WORK TO COMPLETE:
Write the material out again, line by line, exactly as it is.

____________

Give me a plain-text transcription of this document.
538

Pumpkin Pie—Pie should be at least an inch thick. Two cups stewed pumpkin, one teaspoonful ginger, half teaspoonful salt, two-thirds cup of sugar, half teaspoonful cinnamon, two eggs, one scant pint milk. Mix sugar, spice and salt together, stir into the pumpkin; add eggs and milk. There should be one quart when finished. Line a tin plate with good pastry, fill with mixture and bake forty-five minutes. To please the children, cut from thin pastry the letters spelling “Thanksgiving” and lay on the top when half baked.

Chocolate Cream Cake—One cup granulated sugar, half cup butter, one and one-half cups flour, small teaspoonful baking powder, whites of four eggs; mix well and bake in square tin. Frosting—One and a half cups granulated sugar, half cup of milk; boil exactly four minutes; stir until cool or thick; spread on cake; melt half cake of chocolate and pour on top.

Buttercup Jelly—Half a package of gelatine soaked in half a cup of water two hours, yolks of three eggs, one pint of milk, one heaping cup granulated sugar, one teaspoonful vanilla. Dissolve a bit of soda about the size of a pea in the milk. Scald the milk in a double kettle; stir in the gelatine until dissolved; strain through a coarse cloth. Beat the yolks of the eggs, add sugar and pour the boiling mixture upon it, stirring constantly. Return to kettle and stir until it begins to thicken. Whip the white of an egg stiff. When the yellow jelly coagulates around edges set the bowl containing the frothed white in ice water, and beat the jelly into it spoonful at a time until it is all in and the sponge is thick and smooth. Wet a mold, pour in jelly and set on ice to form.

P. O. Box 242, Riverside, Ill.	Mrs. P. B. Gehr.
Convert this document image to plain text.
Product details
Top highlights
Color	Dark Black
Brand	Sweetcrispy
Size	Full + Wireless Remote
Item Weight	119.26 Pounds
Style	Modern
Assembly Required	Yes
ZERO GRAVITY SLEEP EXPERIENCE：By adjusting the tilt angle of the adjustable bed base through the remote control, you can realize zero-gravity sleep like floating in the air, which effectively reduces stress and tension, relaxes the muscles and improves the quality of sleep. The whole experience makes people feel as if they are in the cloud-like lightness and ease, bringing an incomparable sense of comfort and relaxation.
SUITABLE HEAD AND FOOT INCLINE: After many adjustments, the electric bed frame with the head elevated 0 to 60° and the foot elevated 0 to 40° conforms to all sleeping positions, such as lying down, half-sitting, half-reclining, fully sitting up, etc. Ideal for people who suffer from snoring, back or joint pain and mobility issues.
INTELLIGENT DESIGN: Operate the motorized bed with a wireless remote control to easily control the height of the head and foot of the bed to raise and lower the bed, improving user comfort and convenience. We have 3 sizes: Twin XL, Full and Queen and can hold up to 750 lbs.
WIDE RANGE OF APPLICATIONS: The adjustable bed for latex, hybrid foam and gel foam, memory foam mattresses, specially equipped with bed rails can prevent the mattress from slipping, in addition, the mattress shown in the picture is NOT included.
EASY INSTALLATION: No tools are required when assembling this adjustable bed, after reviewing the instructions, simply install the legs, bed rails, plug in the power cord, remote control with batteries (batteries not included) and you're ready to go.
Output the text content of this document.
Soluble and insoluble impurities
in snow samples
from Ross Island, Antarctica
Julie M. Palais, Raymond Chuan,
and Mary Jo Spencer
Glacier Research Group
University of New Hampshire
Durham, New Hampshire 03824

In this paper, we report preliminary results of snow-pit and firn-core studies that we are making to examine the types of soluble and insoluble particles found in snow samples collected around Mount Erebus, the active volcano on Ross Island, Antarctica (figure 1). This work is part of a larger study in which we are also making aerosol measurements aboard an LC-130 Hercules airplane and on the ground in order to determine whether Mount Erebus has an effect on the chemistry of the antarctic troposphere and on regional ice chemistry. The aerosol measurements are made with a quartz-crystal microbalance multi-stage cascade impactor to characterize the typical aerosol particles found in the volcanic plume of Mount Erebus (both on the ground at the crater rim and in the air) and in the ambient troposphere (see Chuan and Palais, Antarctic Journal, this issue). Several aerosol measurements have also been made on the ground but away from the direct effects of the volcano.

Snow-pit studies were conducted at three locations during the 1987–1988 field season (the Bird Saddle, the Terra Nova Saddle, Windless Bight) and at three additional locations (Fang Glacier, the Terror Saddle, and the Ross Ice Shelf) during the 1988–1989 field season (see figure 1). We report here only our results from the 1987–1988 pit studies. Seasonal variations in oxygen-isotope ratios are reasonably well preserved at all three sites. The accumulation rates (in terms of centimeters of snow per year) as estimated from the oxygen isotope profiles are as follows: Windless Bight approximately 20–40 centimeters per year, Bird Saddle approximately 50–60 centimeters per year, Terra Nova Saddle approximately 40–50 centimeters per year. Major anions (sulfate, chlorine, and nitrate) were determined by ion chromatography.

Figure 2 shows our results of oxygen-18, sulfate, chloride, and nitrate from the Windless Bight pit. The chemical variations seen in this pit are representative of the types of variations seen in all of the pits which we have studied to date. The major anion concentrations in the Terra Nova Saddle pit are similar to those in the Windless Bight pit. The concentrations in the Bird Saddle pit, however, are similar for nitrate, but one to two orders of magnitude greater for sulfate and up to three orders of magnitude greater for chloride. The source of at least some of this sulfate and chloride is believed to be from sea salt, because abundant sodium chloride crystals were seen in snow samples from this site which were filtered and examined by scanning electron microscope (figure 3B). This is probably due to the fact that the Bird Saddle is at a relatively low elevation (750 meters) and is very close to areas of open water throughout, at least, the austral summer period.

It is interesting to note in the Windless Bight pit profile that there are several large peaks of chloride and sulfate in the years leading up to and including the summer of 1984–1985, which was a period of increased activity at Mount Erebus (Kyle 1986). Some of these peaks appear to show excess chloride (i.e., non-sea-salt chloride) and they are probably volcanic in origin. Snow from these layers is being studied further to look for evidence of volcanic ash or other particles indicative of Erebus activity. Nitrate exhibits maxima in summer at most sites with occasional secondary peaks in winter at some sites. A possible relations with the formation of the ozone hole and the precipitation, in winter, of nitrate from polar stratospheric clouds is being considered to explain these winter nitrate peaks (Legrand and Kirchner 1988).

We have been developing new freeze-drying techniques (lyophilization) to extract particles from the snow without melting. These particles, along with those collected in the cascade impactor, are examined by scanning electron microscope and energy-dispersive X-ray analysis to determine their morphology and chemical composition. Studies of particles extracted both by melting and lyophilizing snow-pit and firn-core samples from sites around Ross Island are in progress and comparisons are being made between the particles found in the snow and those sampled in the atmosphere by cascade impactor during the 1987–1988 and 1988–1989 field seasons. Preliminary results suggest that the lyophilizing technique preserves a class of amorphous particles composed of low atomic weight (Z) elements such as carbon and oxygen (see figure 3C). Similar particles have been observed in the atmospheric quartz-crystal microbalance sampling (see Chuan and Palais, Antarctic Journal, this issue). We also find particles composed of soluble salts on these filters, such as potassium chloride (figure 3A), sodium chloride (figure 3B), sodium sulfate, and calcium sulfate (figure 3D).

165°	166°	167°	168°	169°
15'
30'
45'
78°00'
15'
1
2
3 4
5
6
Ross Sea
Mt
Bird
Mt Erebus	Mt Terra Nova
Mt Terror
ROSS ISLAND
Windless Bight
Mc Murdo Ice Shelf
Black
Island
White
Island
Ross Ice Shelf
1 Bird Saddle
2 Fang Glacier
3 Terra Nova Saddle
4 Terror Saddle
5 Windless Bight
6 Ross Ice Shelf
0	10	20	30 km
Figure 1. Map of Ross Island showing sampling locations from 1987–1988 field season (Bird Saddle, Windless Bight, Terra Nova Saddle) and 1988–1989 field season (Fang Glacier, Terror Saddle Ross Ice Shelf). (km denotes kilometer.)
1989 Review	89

____________

REPLY:
Give me a plain-text transcription of this document.
538

Pumpkin Pie—Pie should be at least an inch thick. Two cups stewed pumpkin, one teaspoonful ginger, half teaspoonful salt, two-thirds cup of sugar, half teaspoonful cinnamon, two eggs, one scant pint milk. Mix sugar, spice and salt together, stir into the pumpkin; add eggs and milk. There should be one quart when finished. Line a tin plate with good pastry, fill with mixture and bake forty-five minutes. To please the children, cut from thin pastry the letters spelling “Thanksgiving” and lay on the top when half baked.

Chocolate Cream Cake—One cup granulated sugar, half cup butter, one and one-half cups flour, small teaspoonful baking powder, whites of four eggs; mix well and bake in square tin. Frosting—One and a half cups granulated sugar, half cup of milk; boil exactly four minutes; stir until cool or thick; spread on cake; melt half cake of chocolate and pour on top.

Buttercup Jelly—Half a package of gelatine soaked in half a cup of water two hours, yolks of three eggs, one pint of milk, one heaping cup granulated sugar, one teaspoonful vanilla. Dissolve a bit of soda about the size of a pea in the milk. Scald the milk in a double kettle; stir in the gelatine until dissolved; strain through a coarse cloth. Beat the yolks of the eggs, add sugar and pour the boiling mixture upon it, stirring constantly. Return to kettle and stir until it begins to thicken. Whip the white of an egg stiff. When the yellow jelly coagulates around edges set the bowl containing the frothed white in ice water, and beat the jelly into it spoonful at a time until it is all in and the sponge is thick and smooth. Wet a mold, pour in jelly and set on ice to form.

P. O. Box 242, Riverside, Ill.	Mrs. P. B. Gehr.
Convert this document image to plain text.
Product details
Top highlights
Color	Dark Black
Brand	Sweetcrispy
Size	Full + Wireless Remote
Item Weight	119.26 Pounds
Style	Modern
Assembly Required	Yes
ZERO GRAVITY SLEEP EXPERIENCE：By adjusting the tilt angle of the adjustable bed base through the remote control, you can realize zero-gravity sleep like floating in the air, which effectively reduces stress and tension, relaxes the muscles and improves the quality of sleep. The whole experience makes people feel as if they are in the cloud-like lightness and ease, bringing an incomparable sense of comfort and relaxation.
SUITABLE HEAD AND FOOT INCLINE: After many adjustments, the electric bed frame with the head elevated 0 to 60° and the foot elevated 0 to 40° conforms to all sleeping positions, such as lying down, half-sitting, half-reclining, fully sitting up, etc. Ideal for people who suffer from snoring, back or joint pain and mobility issues.
INTELLIGENT DESIGN: Operate the motorized bed with a wireless remote control to easily control the height of the head and foot of the bed to raise and lower the bed, improving user comfort and convenience. We have 3 sizes: Twin XL, Full and Queen and can hold up to 750 lbs.
WIDE RANGE OF APPLICATIONS: The adjustable bed for latex, hybrid foam and gel foam, memory foam mattresses, specially equipped with bed rails can prevent the mattress from slipping, in addition, the mattress shown in the picture is NOT included.
EASY INSTALLATION: No tools are required when assembling this adjustable bed, after reviewing the instructions, simply install the legs, bed rails, plug in the power cord, remote control with batteries (batteries not included) and you're ready to go.
Output the text content of this document.
Soluble and insoluble impurities
in snow samples
from Ross Island, Antarctica
Julie M. Palais, Raymond Chuan,
and Mary Jo Spencer
Glacier Research Group
University of New Hampshire
Durham, New Hampshire 03824

In this paper, we report preliminary results of snow-pit and firn-core studies that we are making to examine the types of soluble and insoluble particles found in snow samples collected around Mount Erebus, the active volcano on Ross Island, Antarctica (figure 1). This work is part of a larger study in which we are also making aerosol measurements aboard an LC-130 Hercules airplane and on the ground in order to determine whether Mount Erebus has an effect on the chemistry of the antarctic troposphere and on regional ice chemistry. The aerosol measurements are made with a quartz-crystal microbalance multi-stage cascade impactor to characterize the typical aerosol particles found in the volcanic plume of Mount Erebus (both on the ground at the crater rim and in the air) and in the ambient troposphere (see Chuan and Palais, Antarctic Journal, this issue). Several aerosol measurements have also been made on the ground but away from the direct effects of the volcano.

Snow-pit studies were conducted at three locations during the 1987–1988 field season (the Bird Saddle, the Terra Nova Saddle, Windless Bight) and at three additional locations (Fang Glacier, the Terror Saddle, and the Ross Ice Shelf) during the 1988–1989 field season (see figure 1). We report here only our results from the 1987–1988 pit studies. Seasonal variations in oxygen-isotope ratios are reasonably well preserved at all three sites. The accumulation rates (in terms of centimeters of snow per year) as estimated from the oxygen isotope profiles are as follows: Windless Bight approximately 20–40 centimeters per year, Bird Saddle approximately 50–60 centimeters per year, Terra Nova Saddle approximately 40–50 centimeters per year. Major anions (sulfate, chlorine, and nitrate) were determined by ion chromatography.

Figure 2 shows our results of oxygen-18, sulfate, chloride, and nitrate from the Windless Bight pit. The chemical variations seen in this pit are representative of the types of variations seen in all of the pits which we have studied to date. The major anion concentrations in the Terra Nova Saddle pit are similar to those in the Windless Bight pit. The concentrations in the Bird Saddle pit, however, are similar for nitrate, but one to two orders of magnitude greater for sulfate and up to three orders of magnitude greater for chloride. The source of at least some of this sulfate and chloride is believed to be from sea salt, because abundant sodium chloride crystals were seen in snow samples from this site which were filtered and examined by scanning electron microscope (figure 3B). This is probably due to the fact that the Bird Saddle is at a relatively low elevation (750 meters) and is very close to areas of open water throughout, at least, the austral summer period.

It is interesting to note in the Windless Bight pit profile that there are several large peaks of chloride and sulfate in the years leading up to and including the summer of 1984–1985, which was a period of increased activity at Mount Erebus (Kyle 1986). Some of these peaks appear to show excess chloride (i.e., non-sea-salt chloride) and they are probably volcanic in origin. Snow from these layers is being studied further to look for evidence of volcanic ash or other particles indicative of Erebus activity. Nitrate exhibits maxima in summer at most sites with occasional secondary peaks in winter at some sites. A possible relations with the formation of the ozone hole and the precipitation, in winter, of nitrate from polar stratospheric clouds is being considered to explain these winter nitrate peaks (Legrand and Kirchner 1988).

We have been developing new freeze-drying techniques (lyophilization) to extract particles from the snow without melting. These particles, along with those collected in the cascade impactor, are examined by scanning electron microscope and energy-dispersive X-ray analysis to determine their morphology and chemical composition. Studies of particles extracted both by melting and lyophilizing snow-pit and firn-core samples from sites around Ross Island are in progress and comparisons are being made between the particles found in the snow and those sampled in the atmosphere by cascade impactor during the 1987–1988 and 1988–1989 field seasons. Preliminary results suggest that the lyophilizing technique preserves a class of amorphous particles composed of low atomic weight (Z) elements such as carbon and oxygen (see figure 3C). Similar particles have been observed in the atmospheric quartz-crystal microbalance sampling (see Chuan and Palais, Antarctic Journal, this issue). We also find particles composed of soluble salts on these filters, such as potassium chloride (figure 3A), sodium chloride (figure 3B), sodium sulfate, and calcium sulfate (figure 3D).

165°	166°	167°	168°	169°
15'
30'
45'
78°00'
15'
1
2
3 4
5
6
Ross Sea
Mt
Bird
Mt Erebus	Mt Terra Nova
Mt Terror
ROSS ISLAND
Windless Bight
Mc Murdo Ice Shelf
Black
Island
White
Island
Ross Ice Shelf
1 Bird Saddle
2 Fang Glacier
3 Terra Nova Saddle
4 Terror Saddle
5 Windless Bight
6 Ross Ice Shelf
0	10	20	30 km
Figure 1. Map of Ross Island showing sampling locations from 1987–1988 field season (Bird Saddle, Windless Bight, Terra Nova Saddle) and 1988–1989 field season (Fang Glacier, Terror Saddle Ross Ice Shelf). (km denotes kilometer.)
1989 Review	89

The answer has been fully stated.